Records provided:
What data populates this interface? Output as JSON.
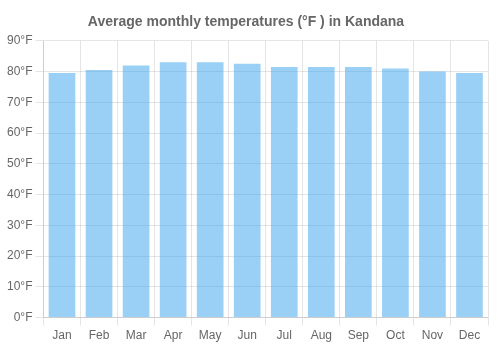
{
  "chart_data": {
    "type": "bar",
    "title": "Average monthly temperatures (°F ) in Kandana",
    "categories": [
      "Jan",
      "Feb",
      "Mar",
      "Apr",
      "May",
      "Jun",
      "Jul",
      "Aug",
      "Sep",
      "Oct",
      "Nov",
      "Dec"
    ],
    "values": [
      79.5,
      80.5,
      82.0,
      83.0,
      83.0,
      82.5,
      81.5,
      81.5,
      81.5,
      81.0,
      80.0,
      79.5
    ],
    "ylim": [
      0,
      90
    ],
    "yticks": [
      {
        "value": 0,
        "label": "0°F"
      },
      {
        "value": 10,
        "label": "10°F"
      },
      {
        "value": 20,
        "label": "20°F"
      },
      {
        "value": 30,
        "label": "30°F"
      },
      {
        "value": 40,
        "label": "40°F"
      },
      {
        "value": 50,
        "label": "50°F"
      },
      {
        "value": 60,
        "label": "60°F"
      },
      {
        "value": 70,
        "label": "70°F"
      },
      {
        "value": 80,
        "label": "80°F"
      },
      {
        "value": 90,
        "label": "90°F"
      }
    ],
    "grid": true
  }
}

Written exercise: Leave out the pictures and copy every record above exactly.

Expected output:
What data populates this interface? Output as JSON.
{
  "chart_data": {
    "type": "bar",
    "title": "Average monthly temperatures (°F ) in Kandana",
    "categories": [
      "Jan",
      "Feb",
      "Mar",
      "Apr",
      "May",
      "Jun",
      "Jul",
      "Aug",
      "Sep",
      "Oct",
      "Nov",
      "Dec"
    ],
    "values": [
      79.5,
      80.5,
      82.0,
      83.0,
      83.0,
      82.5,
      81.5,
      81.5,
      81.5,
      81.0,
      80.0,
      79.5
    ],
    "ylim": [
      0,
      90
    ],
    "yticks": [
      {
        "value": 0,
        "label": "0°F"
      },
      {
        "value": 10,
        "label": "10°F"
      },
      {
        "value": 20,
        "label": "20°F"
      },
      {
        "value": 30,
        "label": "30°F"
      },
      {
        "value": 40,
        "label": "40°F"
      },
      {
        "value": 50,
        "label": "50°F"
      },
      {
        "value": 60,
        "label": "60°F"
      },
      {
        "value": 70,
        "label": "70°F"
      },
      {
        "value": 80,
        "label": "80°F"
      },
      {
        "value": 90,
        "label": "90°F"
      }
    ],
    "grid": true
  }
}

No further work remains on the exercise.